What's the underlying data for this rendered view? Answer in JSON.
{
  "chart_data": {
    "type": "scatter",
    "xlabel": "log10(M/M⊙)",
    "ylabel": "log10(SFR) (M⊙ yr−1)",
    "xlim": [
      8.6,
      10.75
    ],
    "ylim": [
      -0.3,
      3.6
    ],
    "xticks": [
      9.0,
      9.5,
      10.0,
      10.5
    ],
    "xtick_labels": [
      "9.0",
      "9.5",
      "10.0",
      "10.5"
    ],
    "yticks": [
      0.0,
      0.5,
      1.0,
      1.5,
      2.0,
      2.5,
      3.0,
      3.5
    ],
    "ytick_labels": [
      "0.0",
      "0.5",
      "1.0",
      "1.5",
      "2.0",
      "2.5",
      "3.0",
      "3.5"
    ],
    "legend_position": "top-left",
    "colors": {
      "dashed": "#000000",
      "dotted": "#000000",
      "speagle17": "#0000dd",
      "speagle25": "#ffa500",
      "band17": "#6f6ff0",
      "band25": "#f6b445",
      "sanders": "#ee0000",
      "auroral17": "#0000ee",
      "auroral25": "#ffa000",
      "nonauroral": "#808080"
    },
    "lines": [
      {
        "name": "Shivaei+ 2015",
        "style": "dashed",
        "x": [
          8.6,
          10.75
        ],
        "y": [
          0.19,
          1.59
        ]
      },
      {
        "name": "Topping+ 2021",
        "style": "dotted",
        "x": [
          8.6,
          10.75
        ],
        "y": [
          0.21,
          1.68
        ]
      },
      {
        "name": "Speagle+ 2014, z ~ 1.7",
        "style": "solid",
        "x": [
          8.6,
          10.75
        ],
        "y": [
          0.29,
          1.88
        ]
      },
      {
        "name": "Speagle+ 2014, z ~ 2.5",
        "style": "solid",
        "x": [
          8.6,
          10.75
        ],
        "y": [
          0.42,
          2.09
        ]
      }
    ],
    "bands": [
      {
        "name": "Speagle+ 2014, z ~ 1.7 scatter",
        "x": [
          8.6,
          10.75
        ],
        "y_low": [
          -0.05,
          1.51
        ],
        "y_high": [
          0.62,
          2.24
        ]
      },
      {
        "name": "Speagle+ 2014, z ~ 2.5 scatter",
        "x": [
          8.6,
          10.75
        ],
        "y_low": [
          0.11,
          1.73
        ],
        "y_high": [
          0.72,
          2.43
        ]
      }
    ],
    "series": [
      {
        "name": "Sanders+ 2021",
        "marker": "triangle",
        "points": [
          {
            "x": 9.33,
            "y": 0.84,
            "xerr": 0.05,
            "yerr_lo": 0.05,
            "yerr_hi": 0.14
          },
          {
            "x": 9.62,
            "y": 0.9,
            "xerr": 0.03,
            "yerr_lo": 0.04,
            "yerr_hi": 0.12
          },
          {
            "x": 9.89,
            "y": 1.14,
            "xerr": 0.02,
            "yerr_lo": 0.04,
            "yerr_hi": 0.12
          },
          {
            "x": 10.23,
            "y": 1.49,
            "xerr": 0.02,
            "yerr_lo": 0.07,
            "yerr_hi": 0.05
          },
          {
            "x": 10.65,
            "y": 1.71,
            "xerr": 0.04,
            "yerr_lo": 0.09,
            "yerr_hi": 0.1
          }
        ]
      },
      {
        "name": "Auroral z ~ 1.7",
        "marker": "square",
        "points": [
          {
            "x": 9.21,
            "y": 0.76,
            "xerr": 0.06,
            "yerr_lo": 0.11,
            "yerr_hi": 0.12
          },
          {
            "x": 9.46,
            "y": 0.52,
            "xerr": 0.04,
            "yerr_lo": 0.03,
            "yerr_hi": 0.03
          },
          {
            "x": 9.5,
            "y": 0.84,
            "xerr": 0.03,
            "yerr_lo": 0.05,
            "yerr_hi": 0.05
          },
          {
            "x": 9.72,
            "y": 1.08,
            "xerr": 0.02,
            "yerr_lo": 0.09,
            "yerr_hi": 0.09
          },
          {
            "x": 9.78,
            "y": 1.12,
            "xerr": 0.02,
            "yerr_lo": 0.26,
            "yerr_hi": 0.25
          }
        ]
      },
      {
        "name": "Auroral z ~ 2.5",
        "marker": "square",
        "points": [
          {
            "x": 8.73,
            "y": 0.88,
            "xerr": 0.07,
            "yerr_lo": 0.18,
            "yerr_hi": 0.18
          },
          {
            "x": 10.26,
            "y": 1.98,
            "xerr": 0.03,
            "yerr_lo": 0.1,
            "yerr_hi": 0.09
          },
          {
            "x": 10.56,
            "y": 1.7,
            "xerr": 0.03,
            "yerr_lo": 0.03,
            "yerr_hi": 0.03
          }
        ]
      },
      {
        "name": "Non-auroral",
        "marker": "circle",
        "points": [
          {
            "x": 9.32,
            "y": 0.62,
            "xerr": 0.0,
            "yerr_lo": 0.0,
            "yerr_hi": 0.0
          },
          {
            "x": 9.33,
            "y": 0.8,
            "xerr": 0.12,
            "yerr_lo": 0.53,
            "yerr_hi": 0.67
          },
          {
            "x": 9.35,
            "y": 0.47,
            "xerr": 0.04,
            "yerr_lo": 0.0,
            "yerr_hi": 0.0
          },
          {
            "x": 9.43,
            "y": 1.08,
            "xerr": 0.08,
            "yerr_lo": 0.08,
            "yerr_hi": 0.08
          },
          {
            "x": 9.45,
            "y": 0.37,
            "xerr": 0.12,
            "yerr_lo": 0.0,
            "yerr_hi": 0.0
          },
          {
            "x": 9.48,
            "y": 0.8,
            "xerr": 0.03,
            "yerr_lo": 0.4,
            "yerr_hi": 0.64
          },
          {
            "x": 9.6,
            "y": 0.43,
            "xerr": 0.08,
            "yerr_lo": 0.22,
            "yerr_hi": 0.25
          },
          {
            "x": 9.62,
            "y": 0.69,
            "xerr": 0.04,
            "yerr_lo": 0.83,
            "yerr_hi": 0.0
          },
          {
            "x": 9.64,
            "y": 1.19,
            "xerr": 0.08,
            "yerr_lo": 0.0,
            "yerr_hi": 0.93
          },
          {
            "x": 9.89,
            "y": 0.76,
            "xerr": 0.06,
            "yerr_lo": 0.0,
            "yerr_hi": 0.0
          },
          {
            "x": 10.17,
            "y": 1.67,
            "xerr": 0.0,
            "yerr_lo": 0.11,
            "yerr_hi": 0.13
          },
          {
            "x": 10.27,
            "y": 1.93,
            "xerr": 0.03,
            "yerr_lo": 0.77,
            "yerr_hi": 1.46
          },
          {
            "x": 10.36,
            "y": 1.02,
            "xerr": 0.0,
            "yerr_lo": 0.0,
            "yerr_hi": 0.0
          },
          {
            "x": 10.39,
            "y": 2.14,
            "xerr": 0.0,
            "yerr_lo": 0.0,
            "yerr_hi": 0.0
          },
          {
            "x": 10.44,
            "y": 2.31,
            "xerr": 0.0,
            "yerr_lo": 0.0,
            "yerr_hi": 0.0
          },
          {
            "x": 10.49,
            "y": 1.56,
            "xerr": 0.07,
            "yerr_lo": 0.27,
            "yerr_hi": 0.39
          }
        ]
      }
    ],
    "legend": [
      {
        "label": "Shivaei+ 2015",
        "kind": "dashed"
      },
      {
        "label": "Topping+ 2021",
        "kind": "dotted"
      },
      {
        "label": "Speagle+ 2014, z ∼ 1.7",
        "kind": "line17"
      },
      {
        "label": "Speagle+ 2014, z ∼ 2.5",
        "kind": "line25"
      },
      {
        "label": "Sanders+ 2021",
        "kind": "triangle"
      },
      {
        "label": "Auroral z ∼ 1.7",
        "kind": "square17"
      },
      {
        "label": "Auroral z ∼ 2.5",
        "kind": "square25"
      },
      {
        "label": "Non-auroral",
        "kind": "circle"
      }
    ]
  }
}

====================

• What is required: In the records above, find each line with the word "name" and copy it.

• Task output:
        "name": "Shivaei+ 2015",
        "name": "Topping+ 2021",
        "name": "Speagle+ 2014, z ~ 1.7",
        "name": "Speagle+ 2014, z ~ 2.5",
        "name": "Speagle+ 2014, z ~ 1.7 scatter",
        "name": "Speagle+ 2014, z ~ 2.5 scatter",
        "name": "Sanders+ 2021",
        "name": "Auroral z ~ 1.7",
        "name": "Auroral z ~ 2.5",
        "name": "Non-auroral",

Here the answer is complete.